## START Records provided

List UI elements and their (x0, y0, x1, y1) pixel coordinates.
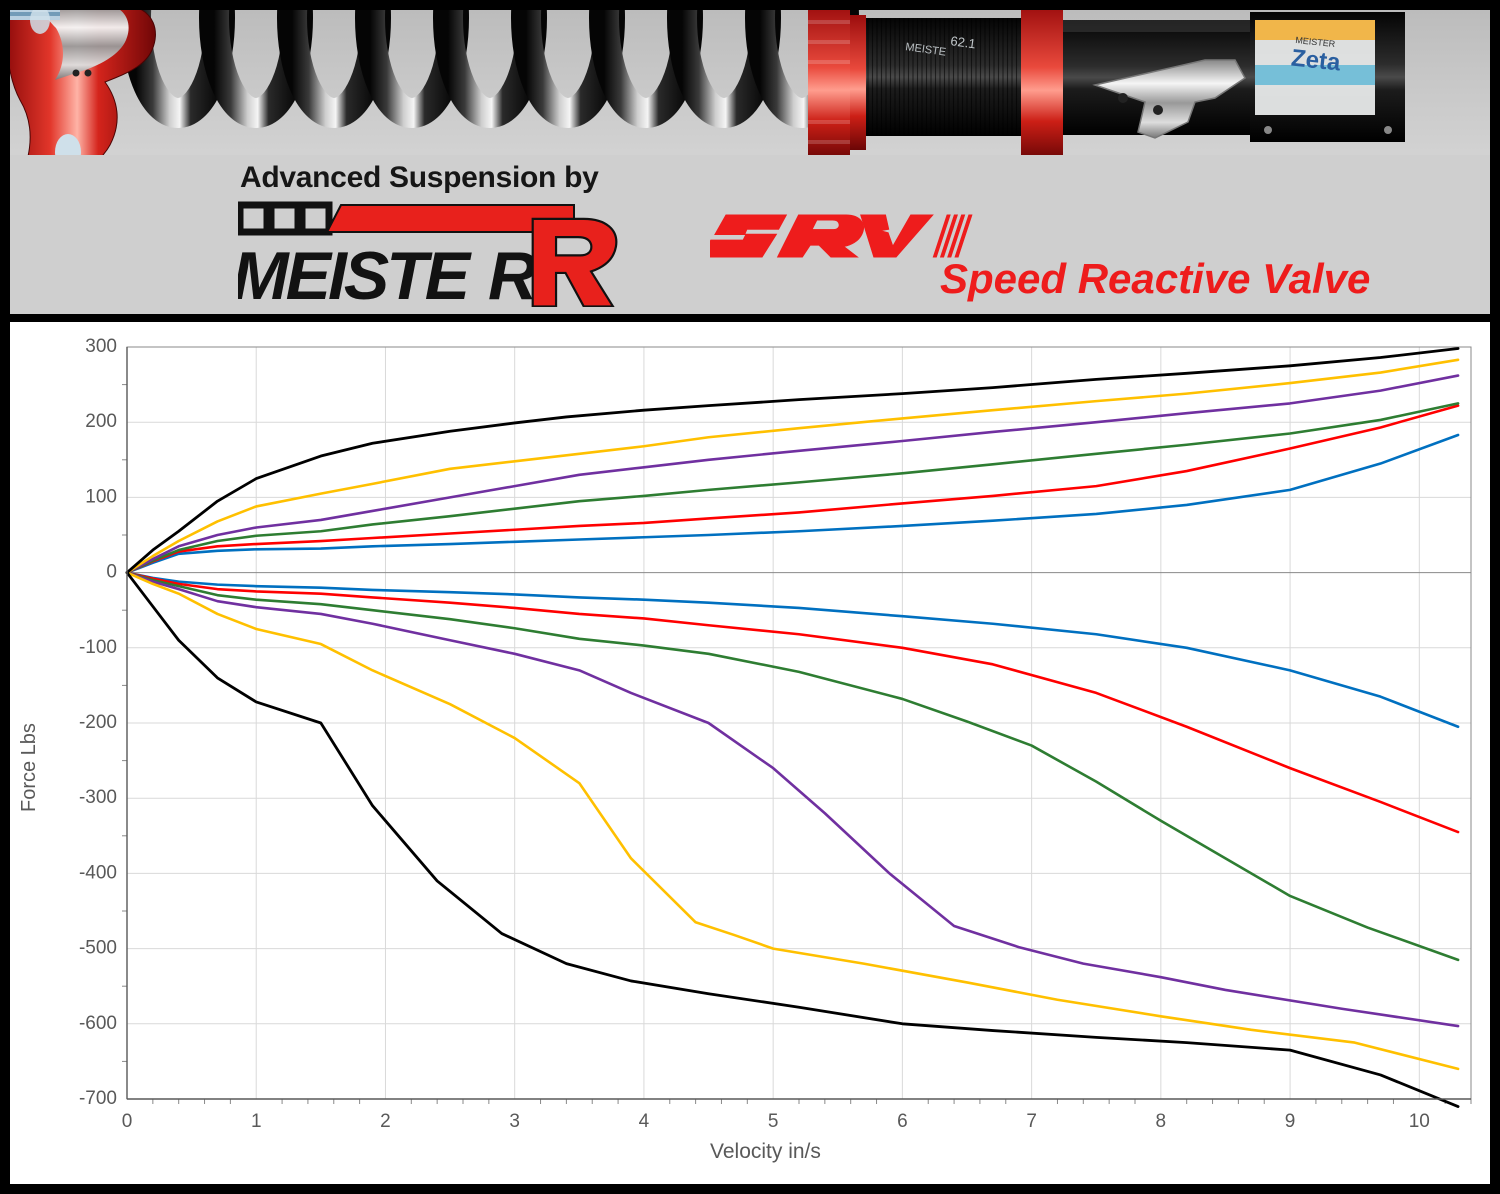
svg-text:-300: -300 (79, 787, 117, 808)
svg-text:-600: -600 (79, 1013, 117, 1034)
svg-text:3: 3 (509, 1111, 520, 1132)
svg-text:Zeta: Zeta (1290, 45, 1343, 77)
svg-text:-400: -400 (79, 862, 117, 883)
svg-text:0: 0 (106, 562, 117, 583)
svg-text:5: 5 (768, 1111, 779, 1132)
svg-text:200: 200 (85, 411, 117, 432)
svg-text:8: 8 (1156, 1111, 1167, 1132)
svg-text:Advanced Suspension by: Advanced Suspension by (240, 161, 599, 194)
svg-text:10: 10 (1409, 1111, 1430, 1132)
svg-text:MEISTE: MEISTE (238, 238, 473, 307)
svg-text:-700: -700 (79, 1088, 117, 1109)
svg-text:0: 0 (122, 1111, 133, 1132)
svg-text:R: R (488, 238, 537, 307)
svg-text:6: 6 (897, 1111, 908, 1132)
svg-text:1: 1 (251, 1111, 262, 1132)
svg-text:4: 4 (639, 1111, 650, 1132)
svg-text:-100: -100 (79, 637, 117, 658)
svg-text:100: 100 (85, 486, 117, 507)
svg-text:7: 7 (1026, 1111, 1037, 1132)
svg-text:300: 300 (85, 336, 117, 357)
svg-text:9: 9 (1285, 1111, 1296, 1132)
svg-text:2: 2 (380, 1111, 391, 1132)
svg-text:Speed Reactive Valve: Speed Reactive Valve (940, 255, 1370, 302)
svg-text:-500: -500 (79, 938, 117, 959)
svg-text:-200: -200 (79, 712, 117, 733)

## END Records provided

- Written request -
Please write out each line of the items above again, word for word, leaving out the pictures.

- The reply -
List UI elements and their (x0, y0, x1, y1) pixel coordinates.
svg-text:-300: -300 (79, 787, 117, 808)
svg-text:-600: -600 (79, 1013, 117, 1034)
svg-text:3: 3 (509, 1111, 520, 1132)
svg-text:Zeta: Zeta (1290, 45, 1343, 77)
svg-text:-400: -400 (79, 862, 117, 883)
svg-text:0: 0 (106, 562, 117, 583)
svg-text:5: 5 (768, 1111, 779, 1132)
svg-text:200: 200 (85, 411, 117, 432)
svg-text:8: 8 (1156, 1111, 1167, 1132)
svg-text:Advanced Suspension by: Advanced Suspension by (240, 161, 599, 194)
svg-text:10: 10 (1409, 1111, 1430, 1132)
svg-text:MEISTE: MEISTE (238, 238, 473, 307)
svg-text:-700: -700 (79, 1088, 117, 1109)
svg-text:0: 0 (122, 1111, 133, 1132)
svg-text:R: R (488, 238, 537, 307)
svg-text:6: 6 (897, 1111, 908, 1132)
svg-text:1: 1 (251, 1111, 262, 1132)
svg-text:4: 4 (639, 1111, 650, 1132)
svg-text:-100: -100 (79, 637, 117, 658)
svg-text:100: 100 (85, 486, 117, 507)
svg-text:7: 7 (1026, 1111, 1037, 1132)
svg-text:300: 300 (85, 336, 117, 357)
svg-text:9: 9 (1285, 1111, 1296, 1132)
svg-text:2: 2 (380, 1111, 391, 1132)
svg-text:Speed Reactive Valve: Speed Reactive Valve (940, 255, 1370, 302)
svg-text:-500: -500 (79, 938, 117, 959)
svg-text:-200: -200 (79, 712, 117, 733)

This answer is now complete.